• _WHAT YOU SHOULD DO_
Extract each line holding the word "Gross" from the entries.

Data records:
— Begin —
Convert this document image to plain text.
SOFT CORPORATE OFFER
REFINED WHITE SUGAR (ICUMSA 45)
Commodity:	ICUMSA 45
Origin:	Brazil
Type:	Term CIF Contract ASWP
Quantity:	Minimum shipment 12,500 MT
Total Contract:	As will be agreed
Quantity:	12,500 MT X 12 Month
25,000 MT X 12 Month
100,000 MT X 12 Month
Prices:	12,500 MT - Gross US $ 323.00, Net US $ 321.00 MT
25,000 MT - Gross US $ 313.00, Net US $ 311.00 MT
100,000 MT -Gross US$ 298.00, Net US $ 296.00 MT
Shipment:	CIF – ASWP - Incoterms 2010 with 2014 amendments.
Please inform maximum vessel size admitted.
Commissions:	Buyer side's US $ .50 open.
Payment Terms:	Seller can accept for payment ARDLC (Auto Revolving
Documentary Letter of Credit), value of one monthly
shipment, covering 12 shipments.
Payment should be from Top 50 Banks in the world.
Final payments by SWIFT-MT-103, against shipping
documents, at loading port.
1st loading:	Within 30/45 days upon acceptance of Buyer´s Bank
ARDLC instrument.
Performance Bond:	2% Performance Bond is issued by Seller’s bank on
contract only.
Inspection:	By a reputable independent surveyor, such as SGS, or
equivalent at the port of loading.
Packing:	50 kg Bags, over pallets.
— End —
• _CORRECT RESULT_
Prices:	12,500 MT - Gross US $ 323.00, Net US $ 321.00 MT
25,000 MT - Gross US $ 313.00, Net US $ 311.00 MT
100,000 MT -Gross US$ 298.00, Net US $ 296.00 MT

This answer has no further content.